DATASET RECORDS:
START
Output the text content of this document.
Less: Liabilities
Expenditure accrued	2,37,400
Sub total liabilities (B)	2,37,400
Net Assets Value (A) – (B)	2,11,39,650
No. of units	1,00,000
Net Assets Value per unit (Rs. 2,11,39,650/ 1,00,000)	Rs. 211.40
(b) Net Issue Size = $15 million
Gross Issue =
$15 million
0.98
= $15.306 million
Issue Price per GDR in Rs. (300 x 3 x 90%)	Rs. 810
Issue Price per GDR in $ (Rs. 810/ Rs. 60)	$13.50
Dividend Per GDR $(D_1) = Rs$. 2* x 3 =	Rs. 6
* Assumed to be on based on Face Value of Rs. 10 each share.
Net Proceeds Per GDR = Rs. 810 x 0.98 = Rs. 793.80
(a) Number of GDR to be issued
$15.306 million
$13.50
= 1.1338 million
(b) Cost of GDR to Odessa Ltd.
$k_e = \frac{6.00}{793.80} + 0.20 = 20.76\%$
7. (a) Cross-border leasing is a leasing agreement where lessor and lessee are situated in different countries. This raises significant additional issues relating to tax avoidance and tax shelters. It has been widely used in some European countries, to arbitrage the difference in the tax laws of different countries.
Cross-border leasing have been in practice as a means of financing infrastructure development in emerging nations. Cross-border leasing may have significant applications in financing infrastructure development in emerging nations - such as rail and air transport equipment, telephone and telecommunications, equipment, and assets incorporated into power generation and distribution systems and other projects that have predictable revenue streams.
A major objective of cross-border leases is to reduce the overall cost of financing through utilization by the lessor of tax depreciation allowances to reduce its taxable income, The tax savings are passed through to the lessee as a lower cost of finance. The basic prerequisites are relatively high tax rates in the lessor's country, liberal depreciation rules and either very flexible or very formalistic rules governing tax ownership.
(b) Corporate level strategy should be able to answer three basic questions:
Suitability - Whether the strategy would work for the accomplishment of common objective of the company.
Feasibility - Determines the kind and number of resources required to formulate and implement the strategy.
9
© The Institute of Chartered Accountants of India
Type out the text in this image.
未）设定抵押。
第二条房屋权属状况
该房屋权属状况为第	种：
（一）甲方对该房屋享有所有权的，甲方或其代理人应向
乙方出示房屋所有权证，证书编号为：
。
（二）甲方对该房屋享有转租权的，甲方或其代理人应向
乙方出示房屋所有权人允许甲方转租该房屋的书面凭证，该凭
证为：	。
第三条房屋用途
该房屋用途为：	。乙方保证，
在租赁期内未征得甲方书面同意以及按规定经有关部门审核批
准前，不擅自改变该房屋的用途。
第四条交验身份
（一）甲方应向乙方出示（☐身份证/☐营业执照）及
END
EXERCISE DETAILS: Repeat exactly the lines from the line containing "Type out the text in this image." through the last line of the records above, including both, and nothing else.

EXPECTED OUTPUT:
Type out the text in this image.
未）设定抵押。
第二条房屋权属状况
该房屋权属状况为第	种：
（一）甲方对该房屋享有所有权的，甲方或其代理人应向
乙方出示房屋所有权证，证书编号为：
。
（二）甲方对该房屋享有转租权的，甲方或其代理人应向
乙方出示房屋所有权人允许甲方转租该房屋的书面凭证，该凭
证为：	。
第三条房屋用途
该房屋用途为：	。乙方保证，
在租赁期内未征得甲方书面同意以及按规定经有关部门审核批
准前，不擅自改变该房屋的用途。
第四条交验身份
（一）甲方应向乙方出示（☐身份证/☐营业执照）及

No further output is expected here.